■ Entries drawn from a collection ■
"""
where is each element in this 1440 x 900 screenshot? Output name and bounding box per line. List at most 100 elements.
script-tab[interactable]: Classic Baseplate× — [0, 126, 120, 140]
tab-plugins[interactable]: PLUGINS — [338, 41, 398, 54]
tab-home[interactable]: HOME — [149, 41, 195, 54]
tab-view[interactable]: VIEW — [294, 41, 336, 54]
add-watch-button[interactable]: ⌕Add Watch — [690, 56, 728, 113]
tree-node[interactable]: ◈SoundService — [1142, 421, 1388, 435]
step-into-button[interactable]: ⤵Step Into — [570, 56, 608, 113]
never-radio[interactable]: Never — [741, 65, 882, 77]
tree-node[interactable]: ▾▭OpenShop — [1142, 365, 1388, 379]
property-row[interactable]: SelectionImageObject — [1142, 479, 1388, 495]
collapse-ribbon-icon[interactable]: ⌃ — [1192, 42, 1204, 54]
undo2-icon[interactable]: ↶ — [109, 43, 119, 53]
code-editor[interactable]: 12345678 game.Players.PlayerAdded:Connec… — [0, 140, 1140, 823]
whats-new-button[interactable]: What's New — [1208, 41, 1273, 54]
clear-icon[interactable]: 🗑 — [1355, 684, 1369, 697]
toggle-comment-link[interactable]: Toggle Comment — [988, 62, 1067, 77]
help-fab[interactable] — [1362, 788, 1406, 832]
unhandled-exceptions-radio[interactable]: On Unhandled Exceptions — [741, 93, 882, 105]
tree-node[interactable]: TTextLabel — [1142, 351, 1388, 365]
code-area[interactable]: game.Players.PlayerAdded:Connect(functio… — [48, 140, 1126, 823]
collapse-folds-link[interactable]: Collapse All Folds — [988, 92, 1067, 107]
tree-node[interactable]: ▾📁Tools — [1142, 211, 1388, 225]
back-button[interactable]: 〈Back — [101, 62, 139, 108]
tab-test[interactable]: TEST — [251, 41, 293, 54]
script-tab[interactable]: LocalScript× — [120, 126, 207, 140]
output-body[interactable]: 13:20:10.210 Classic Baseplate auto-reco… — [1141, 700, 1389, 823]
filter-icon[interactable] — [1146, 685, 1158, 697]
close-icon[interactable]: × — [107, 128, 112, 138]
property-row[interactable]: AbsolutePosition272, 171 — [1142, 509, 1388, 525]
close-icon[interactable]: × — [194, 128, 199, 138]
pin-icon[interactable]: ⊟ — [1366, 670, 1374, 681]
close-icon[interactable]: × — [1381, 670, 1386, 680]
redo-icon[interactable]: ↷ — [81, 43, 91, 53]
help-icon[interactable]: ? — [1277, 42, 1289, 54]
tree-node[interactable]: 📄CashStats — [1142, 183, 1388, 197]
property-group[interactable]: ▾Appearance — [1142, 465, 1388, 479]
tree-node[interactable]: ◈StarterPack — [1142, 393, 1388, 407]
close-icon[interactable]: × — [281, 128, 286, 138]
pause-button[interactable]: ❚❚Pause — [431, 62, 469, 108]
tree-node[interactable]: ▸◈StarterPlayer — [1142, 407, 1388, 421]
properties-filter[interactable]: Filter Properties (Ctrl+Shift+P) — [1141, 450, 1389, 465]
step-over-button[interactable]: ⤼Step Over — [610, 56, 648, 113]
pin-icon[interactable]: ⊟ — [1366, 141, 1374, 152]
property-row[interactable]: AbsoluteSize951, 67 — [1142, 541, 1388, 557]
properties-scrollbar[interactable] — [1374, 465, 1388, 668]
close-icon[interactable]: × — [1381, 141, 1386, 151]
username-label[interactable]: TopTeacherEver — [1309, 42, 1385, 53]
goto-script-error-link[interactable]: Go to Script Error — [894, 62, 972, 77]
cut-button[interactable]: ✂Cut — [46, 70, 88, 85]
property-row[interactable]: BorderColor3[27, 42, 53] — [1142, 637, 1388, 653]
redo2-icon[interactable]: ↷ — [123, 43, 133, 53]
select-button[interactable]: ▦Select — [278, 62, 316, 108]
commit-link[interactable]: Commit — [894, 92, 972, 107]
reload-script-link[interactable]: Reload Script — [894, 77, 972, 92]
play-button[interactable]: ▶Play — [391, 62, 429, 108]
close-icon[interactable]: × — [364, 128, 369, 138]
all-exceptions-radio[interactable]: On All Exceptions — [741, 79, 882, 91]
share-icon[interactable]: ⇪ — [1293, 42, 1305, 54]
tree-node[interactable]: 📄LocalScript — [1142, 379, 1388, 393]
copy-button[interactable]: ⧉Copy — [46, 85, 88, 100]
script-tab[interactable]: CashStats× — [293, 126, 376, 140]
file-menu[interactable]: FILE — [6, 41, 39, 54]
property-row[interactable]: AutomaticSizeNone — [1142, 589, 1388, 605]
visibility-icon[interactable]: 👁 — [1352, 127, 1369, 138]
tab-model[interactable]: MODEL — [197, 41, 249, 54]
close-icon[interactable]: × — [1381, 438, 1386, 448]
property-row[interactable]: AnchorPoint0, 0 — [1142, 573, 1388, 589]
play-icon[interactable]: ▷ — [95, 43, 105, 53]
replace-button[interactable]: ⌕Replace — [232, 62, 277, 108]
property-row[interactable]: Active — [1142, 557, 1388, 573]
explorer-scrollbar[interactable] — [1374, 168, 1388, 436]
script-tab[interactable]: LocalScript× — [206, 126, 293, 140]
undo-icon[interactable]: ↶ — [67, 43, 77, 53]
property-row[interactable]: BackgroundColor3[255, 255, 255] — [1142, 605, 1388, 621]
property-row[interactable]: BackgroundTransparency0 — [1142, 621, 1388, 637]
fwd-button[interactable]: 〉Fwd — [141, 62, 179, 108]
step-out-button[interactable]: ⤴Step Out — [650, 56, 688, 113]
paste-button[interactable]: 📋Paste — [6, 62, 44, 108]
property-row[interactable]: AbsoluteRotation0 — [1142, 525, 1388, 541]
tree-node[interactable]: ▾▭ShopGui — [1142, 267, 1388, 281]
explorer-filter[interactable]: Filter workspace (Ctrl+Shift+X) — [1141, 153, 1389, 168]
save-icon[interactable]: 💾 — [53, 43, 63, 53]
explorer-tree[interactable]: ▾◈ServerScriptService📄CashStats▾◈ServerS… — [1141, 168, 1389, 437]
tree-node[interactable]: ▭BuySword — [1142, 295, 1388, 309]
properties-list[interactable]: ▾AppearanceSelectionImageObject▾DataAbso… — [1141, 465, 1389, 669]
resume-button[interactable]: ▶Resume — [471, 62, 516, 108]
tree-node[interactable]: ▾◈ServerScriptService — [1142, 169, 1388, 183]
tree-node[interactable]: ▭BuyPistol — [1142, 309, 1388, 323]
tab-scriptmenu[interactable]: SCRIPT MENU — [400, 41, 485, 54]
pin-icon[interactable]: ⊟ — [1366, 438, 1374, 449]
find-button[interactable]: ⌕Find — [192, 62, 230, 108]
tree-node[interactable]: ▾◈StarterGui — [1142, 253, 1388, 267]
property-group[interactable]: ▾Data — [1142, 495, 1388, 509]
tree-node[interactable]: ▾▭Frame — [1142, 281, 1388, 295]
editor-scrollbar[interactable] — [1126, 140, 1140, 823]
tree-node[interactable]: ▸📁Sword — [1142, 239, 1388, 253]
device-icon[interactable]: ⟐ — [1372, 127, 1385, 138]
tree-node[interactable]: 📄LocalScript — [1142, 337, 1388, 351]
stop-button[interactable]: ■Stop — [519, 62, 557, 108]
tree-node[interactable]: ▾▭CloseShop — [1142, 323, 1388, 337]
"""
■ EXERCISE GOAL ■
Quote the items above line for line, without changing a single character.

■ RIGHT ANSWER ■
where is each element in this 1440 x 900 screenshot? Output name and bounding box per line. List at most 100 elements.
script-tab[interactable]: Classic Baseplate× — [0, 126, 120, 140]
tab-plugins[interactable]: PLUGINS — [338, 41, 398, 54]
tab-home[interactable]: HOME — [149, 41, 195, 54]
tab-view[interactable]: VIEW — [294, 41, 336, 54]
add-watch-button[interactable]: ⌕Add Watch — [690, 56, 728, 113]
tree-node[interactable]: ◈SoundService — [1142, 421, 1388, 435]
step-into-button[interactable]: ⤵Step Into — [570, 56, 608, 113]
never-radio[interactable]: Never — [741, 65, 882, 77]
tree-node[interactable]: ▾▭OpenShop — [1142, 365, 1388, 379]
property-row[interactable]: SelectionImageObject — [1142, 479, 1388, 495]
collapse-ribbon-icon[interactable]: ⌃ — [1192, 42, 1204, 54]
undo2-icon[interactable]: ↶ — [109, 43, 119, 53]
code-editor[interactable]: 12345678 game.Players.PlayerAdded:Connec… — [0, 140, 1140, 823]
whats-new-button[interactable]: What's New — [1208, 41, 1273, 54]
clear-icon[interactable]: 🗑 — [1355, 684, 1369, 697]
toggle-comment-link[interactable]: Toggle Comment — [988, 62, 1067, 77]
help-fab[interactable] — [1362, 788, 1406, 832]
unhandled-exceptions-radio[interactable]: On Unhandled Exceptions — [741, 93, 882, 105]
tree-node[interactable]: TTextLabel — [1142, 351, 1388, 365]
code-area[interactable]: game.Players.PlayerAdded:Connect(functio… — [48, 140, 1126, 823]
collapse-folds-link[interactable]: Collapse All Folds — [988, 92, 1067, 107]
tree-node[interactable]: ▾📁Tools — [1142, 211, 1388, 225]
back-button[interactable]: 〈Back — [101, 62, 139, 108]
tab-test[interactable]: TEST — [251, 41, 293, 54]
script-tab[interactable]: LocalScript× — [120, 126, 207, 140]
output-body[interactable]: 13:20:10.210 Classic Baseplate auto-reco… — [1141, 700, 1389, 823]
filter-icon[interactable] — [1146, 685, 1158, 697]
close-icon[interactable]: × — [107, 128, 112, 138]
property-row[interactable]: AbsolutePosition272, 171 — [1142, 509, 1388, 525]
close-icon[interactable]: × — [194, 128, 199, 138]
pin-icon[interactable]: ⊟ — [1366, 670, 1374, 681]
close-icon[interactable]: × — [1381, 670, 1386, 680]
redo-icon[interactable]: ↷ — [81, 43, 91, 53]
help-icon[interactable]: ? — [1277, 42, 1289, 54]
tree-node[interactable]: 📄CashStats — [1142, 183, 1388, 197]
property-group[interactable]: ▾Appearance — [1142, 465, 1388, 479]
tree-node[interactable]: ◈StarterPack — [1142, 393, 1388, 407]
close-icon[interactable]: × — [281, 128, 286, 138]
pause-button[interactable]: ❚❚Pause — [431, 62, 469, 108]
tree-node[interactable]: ▸◈StarterPlayer — [1142, 407, 1388, 421]
properties-filter[interactable]: Filter Properties (Ctrl+Shift+P) — [1141, 450, 1389, 465]
step-over-button[interactable]: ⤼Step Over — [610, 56, 648, 113]
pin-icon[interactable]: ⊟ — [1366, 141, 1374, 152]
property-row[interactable]: AbsoluteSize951, 67 — [1142, 541, 1388, 557]
properties-scrollbar[interactable] — [1374, 465, 1388, 668]
close-icon[interactable]: × — [1381, 141, 1386, 151]
username-label[interactable]: TopTeacherEver — [1309, 42, 1385, 53]
goto-script-error-link[interactable]: Go to Script Error — [894, 62, 972, 77]
cut-button[interactable]: ✂Cut — [46, 70, 88, 85]
property-row[interactable]: BorderColor3[27, 42, 53] — [1142, 637, 1388, 653]
redo2-icon[interactable]: ↷ — [123, 43, 133, 53]
select-button[interactable]: ▦Select — [278, 62, 316, 108]
commit-link[interactable]: Commit — [894, 92, 972, 107]
reload-script-link[interactable]: Reload Script — [894, 77, 972, 92]
play-button[interactable]: ▶Play — [391, 62, 429, 108]
close-icon[interactable]: × — [364, 128, 369, 138]
all-exceptions-radio[interactable]: On All Exceptions — [741, 79, 882, 91]
share-icon[interactable]: ⇪ — [1293, 42, 1305, 54]
tree-node[interactable]: 📄LocalScript — [1142, 379, 1388, 393]
copy-button[interactable]: ⧉Copy — [46, 85, 88, 100]
script-tab[interactable]: CashStats× — [293, 126, 376, 140]
file-menu[interactable]: FILE — [6, 41, 39, 54]
property-row[interactable]: AutomaticSizeNone — [1142, 589, 1388, 605]
visibility-icon[interactable]: 👁 — [1352, 127, 1369, 138]
tab-model[interactable]: MODEL — [197, 41, 249, 54]
close-icon[interactable]: × — [1381, 438, 1386, 448]
property-row[interactable]: AnchorPoint0, 0 — [1142, 573, 1388, 589]
play-icon[interactable]: ▷ — [95, 43, 105, 53]
replace-button[interactable]: ⌕Replace — [232, 62, 277, 108]
property-row[interactable]: Active — [1142, 557, 1388, 573]
explorer-scrollbar[interactable] — [1374, 168, 1388, 436]
script-tab[interactable]: LocalScript× — [206, 126, 293, 140]
undo-icon[interactable]: ↶ — [67, 43, 77, 53]
property-row[interactable]: BackgroundColor3[255, 255, 255] — [1142, 605, 1388, 621]
property-row[interactable]: BackgroundTransparency0 — [1142, 621, 1388, 637]
fwd-button[interactable]: 〉Fwd — [141, 62, 179, 108]
step-out-button[interactable]: ⤴Step Out — [650, 56, 688, 113]
paste-button[interactable]: 📋Paste — [6, 62, 44, 108]
property-row[interactable]: AbsoluteRotation0 — [1142, 525, 1388, 541]
tree-node[interactable]: ▾▭ShopGui — [1142, 267, 1388, 281]
explorer-filter[interactable]: Filter workspace (Ctrl+Shift+X) — [1141, 153, 1389, 168]
save-icon[interactable]: 💾 — [53, 43, 63, 53]
explorer-tree[interactable]: ▾◈ServerScriptService📄CashStats▾◈ServerS… — [1141, 168, 1389, 437]
tree-node[interactable]: ▭BuySword — [1142, 295, 1388, 309]
properties-list[interactable]: ▾AppearanceSelectionImageObject▾DataAbso… — [1141, 465, 1389, 669]
resume-button[interactable]: ▶Resume — [471, 62, 516, 108]
tree-node[interactable]: ▾◈ServerScriptService — [1142, 169, 1388, 183]
tree-node[interactable]: ▭BuyPistol — [1142, 309, 1388, 323]
tab-scriptmenu[interactable]: SCRIPT MENU — [400, 41, 485, 54]
pin-icon[interactable]: ⊟ — [1366, 438, 1374, 449]
find-button[interactable]: ⌕Find — [192, 62, 230, 108]
tree-node[interactable]: ▾◈StarterGui — [1142, 253, 1388, 267]
property-group[interactable]: ▾Data — [1142, 495, 1388, 509]
tree-node[interactable]: ▾▭Frame — [1142, 281, 1388, 295]
editor-scrollbar[interactable] — [1126, 140, 1140, 823]
tree-node[interactable]: ▸📁Sword — [1142, 239, 1388, 253]
device-icon[interactable]: ⟐ — [1372, 127, 1385, 138]
tree-node[interactable]: 📄LocalScript — [1142, 337, 1388, 351]
stop-button[interactable]: ■Stop — [519, 62, 557, 108]
tree-node[interactable]: ▾▭CloseShop — [1142, 323, 1388, 337]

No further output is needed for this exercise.